**The problem:**
Work out how many lines in the data hold the word "王者之势手雷", and reply with that number only.
^^^^^^^^
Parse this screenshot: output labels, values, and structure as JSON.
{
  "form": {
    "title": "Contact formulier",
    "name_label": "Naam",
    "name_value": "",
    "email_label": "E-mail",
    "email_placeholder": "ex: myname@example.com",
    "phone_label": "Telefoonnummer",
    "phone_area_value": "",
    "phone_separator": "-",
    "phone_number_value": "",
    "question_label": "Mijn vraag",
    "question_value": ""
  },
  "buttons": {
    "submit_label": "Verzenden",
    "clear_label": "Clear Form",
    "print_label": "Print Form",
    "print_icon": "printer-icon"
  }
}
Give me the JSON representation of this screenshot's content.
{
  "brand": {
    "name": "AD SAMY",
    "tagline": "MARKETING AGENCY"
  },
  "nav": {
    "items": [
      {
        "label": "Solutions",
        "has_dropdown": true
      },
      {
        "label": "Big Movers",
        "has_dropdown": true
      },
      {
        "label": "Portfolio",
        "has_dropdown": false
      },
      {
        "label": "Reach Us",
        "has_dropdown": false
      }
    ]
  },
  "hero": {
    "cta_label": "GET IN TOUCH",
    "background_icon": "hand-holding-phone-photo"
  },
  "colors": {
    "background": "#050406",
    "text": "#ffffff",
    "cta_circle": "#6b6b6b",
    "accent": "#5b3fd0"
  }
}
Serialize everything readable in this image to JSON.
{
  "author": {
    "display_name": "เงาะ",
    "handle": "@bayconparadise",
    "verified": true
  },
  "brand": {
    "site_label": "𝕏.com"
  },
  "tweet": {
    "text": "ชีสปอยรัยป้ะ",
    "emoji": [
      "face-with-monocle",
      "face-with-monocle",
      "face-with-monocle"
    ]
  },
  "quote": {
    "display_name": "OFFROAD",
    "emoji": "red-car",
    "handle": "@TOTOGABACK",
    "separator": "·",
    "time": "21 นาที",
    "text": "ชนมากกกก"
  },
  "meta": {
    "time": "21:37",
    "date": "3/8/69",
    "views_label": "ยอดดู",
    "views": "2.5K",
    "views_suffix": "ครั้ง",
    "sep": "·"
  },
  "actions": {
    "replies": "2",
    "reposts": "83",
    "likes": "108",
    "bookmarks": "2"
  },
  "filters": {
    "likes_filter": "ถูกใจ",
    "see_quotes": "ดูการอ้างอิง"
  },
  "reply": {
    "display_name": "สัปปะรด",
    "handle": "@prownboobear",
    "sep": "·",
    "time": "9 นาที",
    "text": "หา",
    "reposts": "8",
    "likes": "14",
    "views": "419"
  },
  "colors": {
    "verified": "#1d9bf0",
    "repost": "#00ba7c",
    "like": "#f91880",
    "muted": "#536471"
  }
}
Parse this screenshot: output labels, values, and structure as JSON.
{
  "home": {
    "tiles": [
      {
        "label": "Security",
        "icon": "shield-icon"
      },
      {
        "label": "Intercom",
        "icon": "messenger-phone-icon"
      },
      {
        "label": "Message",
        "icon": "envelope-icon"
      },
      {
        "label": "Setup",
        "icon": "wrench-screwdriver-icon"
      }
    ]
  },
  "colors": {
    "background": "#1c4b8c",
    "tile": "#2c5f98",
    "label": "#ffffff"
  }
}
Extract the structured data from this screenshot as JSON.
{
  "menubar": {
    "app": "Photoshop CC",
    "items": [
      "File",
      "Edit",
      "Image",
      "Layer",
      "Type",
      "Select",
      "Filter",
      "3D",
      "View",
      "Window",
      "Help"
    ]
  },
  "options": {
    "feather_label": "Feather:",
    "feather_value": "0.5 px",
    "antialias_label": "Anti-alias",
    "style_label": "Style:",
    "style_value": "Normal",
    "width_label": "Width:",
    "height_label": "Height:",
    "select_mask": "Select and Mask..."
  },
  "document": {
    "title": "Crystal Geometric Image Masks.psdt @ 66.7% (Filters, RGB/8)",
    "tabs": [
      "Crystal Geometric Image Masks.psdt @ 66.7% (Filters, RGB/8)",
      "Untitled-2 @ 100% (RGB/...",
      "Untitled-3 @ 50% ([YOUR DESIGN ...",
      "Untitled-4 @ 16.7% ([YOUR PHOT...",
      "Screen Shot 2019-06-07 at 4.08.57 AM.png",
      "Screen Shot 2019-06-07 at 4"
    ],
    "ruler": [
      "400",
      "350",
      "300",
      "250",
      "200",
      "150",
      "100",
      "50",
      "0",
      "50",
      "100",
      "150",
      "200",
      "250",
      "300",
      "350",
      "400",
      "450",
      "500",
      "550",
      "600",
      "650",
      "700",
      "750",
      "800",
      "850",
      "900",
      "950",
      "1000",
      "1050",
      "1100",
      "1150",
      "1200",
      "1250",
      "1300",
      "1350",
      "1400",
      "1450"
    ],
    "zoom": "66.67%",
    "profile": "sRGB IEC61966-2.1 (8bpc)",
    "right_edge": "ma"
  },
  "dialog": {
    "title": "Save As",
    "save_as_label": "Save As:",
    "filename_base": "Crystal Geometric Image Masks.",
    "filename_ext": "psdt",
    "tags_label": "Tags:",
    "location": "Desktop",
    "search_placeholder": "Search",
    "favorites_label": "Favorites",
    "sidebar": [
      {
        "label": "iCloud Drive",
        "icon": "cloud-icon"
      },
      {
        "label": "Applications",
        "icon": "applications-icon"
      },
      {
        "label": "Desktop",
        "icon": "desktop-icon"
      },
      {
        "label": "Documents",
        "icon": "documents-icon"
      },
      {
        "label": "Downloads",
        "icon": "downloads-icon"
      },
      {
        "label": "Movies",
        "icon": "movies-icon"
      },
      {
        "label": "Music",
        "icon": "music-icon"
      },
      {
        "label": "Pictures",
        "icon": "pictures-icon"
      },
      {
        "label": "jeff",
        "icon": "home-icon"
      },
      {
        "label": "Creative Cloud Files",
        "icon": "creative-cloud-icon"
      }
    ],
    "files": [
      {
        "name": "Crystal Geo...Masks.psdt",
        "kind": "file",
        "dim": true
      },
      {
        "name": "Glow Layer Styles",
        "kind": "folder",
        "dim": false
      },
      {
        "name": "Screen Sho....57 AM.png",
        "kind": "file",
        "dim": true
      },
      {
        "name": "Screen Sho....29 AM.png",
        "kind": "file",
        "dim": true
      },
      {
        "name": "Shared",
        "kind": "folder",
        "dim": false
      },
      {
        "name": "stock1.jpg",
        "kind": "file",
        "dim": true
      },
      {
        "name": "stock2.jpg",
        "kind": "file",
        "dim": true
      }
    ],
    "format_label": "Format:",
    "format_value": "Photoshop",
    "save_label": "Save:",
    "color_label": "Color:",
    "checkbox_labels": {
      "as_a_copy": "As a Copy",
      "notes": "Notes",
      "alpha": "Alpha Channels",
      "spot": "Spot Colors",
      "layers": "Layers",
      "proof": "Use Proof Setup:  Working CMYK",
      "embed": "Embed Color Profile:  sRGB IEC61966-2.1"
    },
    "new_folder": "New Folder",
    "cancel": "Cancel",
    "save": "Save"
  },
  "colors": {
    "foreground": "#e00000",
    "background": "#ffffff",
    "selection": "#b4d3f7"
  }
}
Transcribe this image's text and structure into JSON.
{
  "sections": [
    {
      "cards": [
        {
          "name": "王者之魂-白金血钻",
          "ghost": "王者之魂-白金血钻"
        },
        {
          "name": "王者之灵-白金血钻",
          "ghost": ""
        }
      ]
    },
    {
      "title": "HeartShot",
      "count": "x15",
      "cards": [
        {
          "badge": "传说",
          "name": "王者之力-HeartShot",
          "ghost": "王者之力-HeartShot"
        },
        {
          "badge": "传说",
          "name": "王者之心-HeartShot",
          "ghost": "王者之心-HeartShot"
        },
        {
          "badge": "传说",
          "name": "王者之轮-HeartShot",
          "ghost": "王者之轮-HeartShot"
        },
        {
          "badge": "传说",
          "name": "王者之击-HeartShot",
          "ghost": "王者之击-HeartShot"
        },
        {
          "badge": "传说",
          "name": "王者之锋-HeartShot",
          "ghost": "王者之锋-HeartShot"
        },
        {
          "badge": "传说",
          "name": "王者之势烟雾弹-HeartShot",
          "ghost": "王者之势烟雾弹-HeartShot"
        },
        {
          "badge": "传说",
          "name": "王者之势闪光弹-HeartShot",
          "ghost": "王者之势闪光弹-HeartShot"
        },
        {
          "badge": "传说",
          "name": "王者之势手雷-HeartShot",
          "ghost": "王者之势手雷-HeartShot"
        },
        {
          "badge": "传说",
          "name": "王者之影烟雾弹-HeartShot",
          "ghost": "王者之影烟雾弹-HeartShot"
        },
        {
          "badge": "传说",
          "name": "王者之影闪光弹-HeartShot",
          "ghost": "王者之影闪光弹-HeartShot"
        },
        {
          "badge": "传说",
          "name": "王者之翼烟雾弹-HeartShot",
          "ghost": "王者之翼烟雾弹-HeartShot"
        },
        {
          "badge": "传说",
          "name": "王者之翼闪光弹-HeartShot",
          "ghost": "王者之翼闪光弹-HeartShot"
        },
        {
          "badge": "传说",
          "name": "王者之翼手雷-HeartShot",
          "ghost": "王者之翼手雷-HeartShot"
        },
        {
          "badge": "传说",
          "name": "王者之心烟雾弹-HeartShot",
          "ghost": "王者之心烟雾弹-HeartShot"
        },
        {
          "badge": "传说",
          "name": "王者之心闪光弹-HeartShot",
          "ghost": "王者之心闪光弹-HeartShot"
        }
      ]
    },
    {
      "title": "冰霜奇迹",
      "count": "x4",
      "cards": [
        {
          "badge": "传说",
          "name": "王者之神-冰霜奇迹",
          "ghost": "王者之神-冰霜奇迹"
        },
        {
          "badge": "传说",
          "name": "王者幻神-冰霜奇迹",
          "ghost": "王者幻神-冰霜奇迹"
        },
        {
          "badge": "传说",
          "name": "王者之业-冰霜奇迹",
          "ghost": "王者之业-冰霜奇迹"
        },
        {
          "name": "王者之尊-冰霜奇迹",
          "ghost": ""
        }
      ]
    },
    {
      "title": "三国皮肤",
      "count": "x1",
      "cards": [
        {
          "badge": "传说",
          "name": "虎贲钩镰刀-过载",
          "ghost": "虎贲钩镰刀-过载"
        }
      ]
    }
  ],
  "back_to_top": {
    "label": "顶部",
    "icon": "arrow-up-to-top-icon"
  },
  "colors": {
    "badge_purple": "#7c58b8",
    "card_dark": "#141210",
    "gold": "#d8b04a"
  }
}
^^^^^^^^
**Answer to this exercise:**
2